## [JOB A]
Repeat the entries verbatim, from their first line through the line containing "attachment-line-resolution: к постановлению", with both of those lines included.

## [QUOTED TEXT]
____________
Misha Tadd: To start with, most research on the Laozi does not even consider the text’s evolution and transformation within the rich Chinese commentarial tradition and simply engages with intra-textual or historically contextualized analysis. Much is lost by not engaging the broader developments of the use and meaning of the text beyond its earliest beginnings. By imagining that the “original” is all that matters, we actually misunderstand how this foundational classic has impacted individual thinkers and cultural phenomena within Chinese civilization.
This observation is even more significant when we consider the text beyond the Sinographic-sphere—the historical East Asian world that used Chinese and could engage with the Laozi untranslated. If we want to fully comprehend the impact of the Laozi and its philosophy, we must investigate the different versions or interpretive transformations represented by various translations and who was reading which ones. For example, Kafka once wrote that “Laozi’s aphorisms are adamantine nuts. I am spellbound by them, but their kernel remains concealed from me” (Hellen Zhang’s translation). But which Laozi did he mean? Studying the “original” helps little in identifying what type of text people like that celebrated author have encountered. To do so, we must ascertain what translations they read and what philosophical visions were embedded therein. Without this foundational work, the rich life of the text and its travels will remain shallowly understood.
The question of the globalized status of the Laozi, or its “belonging to the entire world,” also relates back to the first question. The common methods of Laozi research miss our current reality. To pretend that this work is only a Chinese classic and not something that has grown much larger is to erase one of the most notable examples of textual translation, transmission, and transformation in human history. We might for example consider how the dissertation by Lucas Carmichael “The Daode jing as American Scripture” asserts that the Laozi (or Daodejing) has become functionally American according to how people produce and engage its many translations and adaptations. This manifestation of the classic reveals one instance of the text “belonging” to a society or community beyond China.
Of course, my claim of the Laozi’s global status relates to the text’s variety of different ways and forms it has engaged with people and places around the world. For example, in Indonesian the Laozi often appears as a work tied to the Chinese diaspora, like with the translations of the Tridharma Association, but also becomes localized via retranslating English versions (e.g. Filsafat Kehidupan Dalam Perspektif). In Iran, a country that enthusiastically engages the Laozi, with 43 translations in Persian, one finds the influence of Seyyed Hossein Nasr and his brand of Traditionalism. Nasr actually just published his Persian Laozi translation Tā’ū Tih Chīng: Ṭarīq wa Faḍā’il-i Ān, but it is based on a manuscript from the 1970s. That work represented the first translation into Persian and was part of a period of collaboration that introduced this classic to Iran. Also involved in this project was Toshihiko Izutsu, who wrote the related groundbreaking comparative philosophical work: Sufism and Taoism. Both Nasr and Izutsu engage the Laozi as a storehouse of human wisdom and not just a culturally specific record. It is this more universalist view that has propelled the Laozi to its global status and enabled people from all backgrounds to make the text their own.
____________
## [RECORDED DATA]
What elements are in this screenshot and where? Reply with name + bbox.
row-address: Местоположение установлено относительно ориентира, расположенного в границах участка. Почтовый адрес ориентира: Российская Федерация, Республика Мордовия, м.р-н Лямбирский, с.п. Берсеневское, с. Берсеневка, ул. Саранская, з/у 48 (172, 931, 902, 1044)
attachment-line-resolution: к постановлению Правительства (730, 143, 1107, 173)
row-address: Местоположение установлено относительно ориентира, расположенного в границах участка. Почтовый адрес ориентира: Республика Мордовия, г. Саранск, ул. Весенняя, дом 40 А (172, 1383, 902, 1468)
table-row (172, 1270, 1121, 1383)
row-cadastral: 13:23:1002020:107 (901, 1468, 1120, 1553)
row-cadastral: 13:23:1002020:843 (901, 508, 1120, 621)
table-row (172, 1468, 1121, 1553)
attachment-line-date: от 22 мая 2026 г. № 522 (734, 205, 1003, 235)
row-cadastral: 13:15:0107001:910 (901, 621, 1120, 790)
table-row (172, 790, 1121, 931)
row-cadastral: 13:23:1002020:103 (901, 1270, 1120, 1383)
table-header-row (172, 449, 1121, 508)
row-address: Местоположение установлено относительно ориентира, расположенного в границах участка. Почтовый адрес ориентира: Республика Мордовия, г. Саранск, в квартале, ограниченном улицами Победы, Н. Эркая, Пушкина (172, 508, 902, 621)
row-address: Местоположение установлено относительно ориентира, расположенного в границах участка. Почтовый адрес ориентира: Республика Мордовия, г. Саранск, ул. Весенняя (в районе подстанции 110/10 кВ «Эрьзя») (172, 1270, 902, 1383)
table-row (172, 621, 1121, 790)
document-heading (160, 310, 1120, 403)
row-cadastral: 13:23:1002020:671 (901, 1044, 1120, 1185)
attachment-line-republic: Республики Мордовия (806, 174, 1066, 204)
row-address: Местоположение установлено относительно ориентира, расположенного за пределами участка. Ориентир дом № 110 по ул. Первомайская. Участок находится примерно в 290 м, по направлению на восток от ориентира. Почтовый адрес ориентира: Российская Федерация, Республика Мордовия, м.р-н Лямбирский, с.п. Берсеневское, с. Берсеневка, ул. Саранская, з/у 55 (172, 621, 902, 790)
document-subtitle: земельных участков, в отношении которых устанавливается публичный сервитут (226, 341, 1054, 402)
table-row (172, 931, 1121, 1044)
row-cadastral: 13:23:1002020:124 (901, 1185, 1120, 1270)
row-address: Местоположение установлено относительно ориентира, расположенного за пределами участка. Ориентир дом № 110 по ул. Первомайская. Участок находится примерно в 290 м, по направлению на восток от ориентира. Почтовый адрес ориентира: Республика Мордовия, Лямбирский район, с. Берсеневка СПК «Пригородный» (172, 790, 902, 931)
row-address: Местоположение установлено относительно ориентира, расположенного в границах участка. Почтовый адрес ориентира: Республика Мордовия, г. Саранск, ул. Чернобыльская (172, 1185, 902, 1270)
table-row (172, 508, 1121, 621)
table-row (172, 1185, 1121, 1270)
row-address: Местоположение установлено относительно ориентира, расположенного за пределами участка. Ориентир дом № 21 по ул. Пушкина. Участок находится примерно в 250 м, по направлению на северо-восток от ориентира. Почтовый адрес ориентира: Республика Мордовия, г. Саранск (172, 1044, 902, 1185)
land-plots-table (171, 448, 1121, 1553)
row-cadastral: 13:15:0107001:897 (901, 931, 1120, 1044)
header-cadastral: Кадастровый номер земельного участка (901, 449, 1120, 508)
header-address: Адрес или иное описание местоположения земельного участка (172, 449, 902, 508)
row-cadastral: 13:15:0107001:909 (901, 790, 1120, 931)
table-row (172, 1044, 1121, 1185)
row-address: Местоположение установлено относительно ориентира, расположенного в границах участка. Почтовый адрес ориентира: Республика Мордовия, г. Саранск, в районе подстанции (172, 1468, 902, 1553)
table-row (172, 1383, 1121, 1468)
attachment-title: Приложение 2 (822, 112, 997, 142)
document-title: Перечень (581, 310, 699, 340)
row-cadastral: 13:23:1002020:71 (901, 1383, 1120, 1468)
____________
## [JOB B]
Extend the text on the Laozi's global reception, picking up after its final sentence.

## [RIGHT ANSWER A]
What elements are in this screenshot and where? Reply with name + bbox.
row-address: Местоположение установлено относительно ориентира, расположенного в границах участка. Почтовый адрес ориентира: Российская Федерация, Республика Мордовия, м.р-н Лямбирский, с.п. Берсеневское, с. Берсеневка, ул. Саранская, з/у 48 (172, 931, 902, 1044)
attachment-line-resolution: к постановлению Правительства (730, 143, 1107, 173)

## [RIGHT ANSWER B]
GW: In your article you speak to an ever-widening “plurality of Global Laozegetics” created by repeated translations of the text which, in turn, create new meanings for the Laozi at a global scale. As these meanings continue to accrue through varying transcultural contexts, will it still be possible to recognize common intellectual threads among the differing interpretations? At what point is the original intent behind the Laozi overshadowed by our modern understandings of the text?
MT: Even if we bracket the general critique of the notion of original intent, it is quite common to understand this text as something edited and compiled over hundreds of years. Therefore, “original intent” might be only traced to the last major editor, but even if we accept this type of limited intent, it did not remain as the dominant voice of the work for long. This is why I use the language of Laozegetics. Even before the finalization of the canonical text, people were already transforming and interpreting its content in radically different ways. The Laozegetics perspective emphasizes that this is not a question of classical versus modern or East versus West. Rather, this is a circumstance where we have a particularly flexible and abstract work that draws out many different understandings.
To answer your question more directly, the initial usage of the text was overshadowed quite quickly, though exactly what that might be is still obscure. The earliest Laozi commentaries, “JieLao”and “Yu Lao,” are identified with Hanfeizi (c. 280–233 BC), a political thinker sometimes called the “Machiavelli of China.” They present a very hard-nosed political exegesis that is quite distinct from most contemporary readings of “the original.” But that is because the majority of modern scholars understand the Laozi through the lens of commentaries written hundreds of years later. Increased awareness of the impact of the commentarial and even translation tradition on how we imagine the original meaning is one of the great values in this broad research. To pretend to engage the text with untainted eyes is counterproductive, and the remedy is investigating all types of interpretations and their historical impacts.
GW: Throughout your article you detail how different philosophers have interpreted the Laozi from varying political perspectives. It seems as if many translators and readers have read their own meanings into the Laozi without regard to the original intent behind the text. What, then, makes the Laozi distinctive in its numerous translations? In other words, what makes the Laozi, across these translations, the Laozi?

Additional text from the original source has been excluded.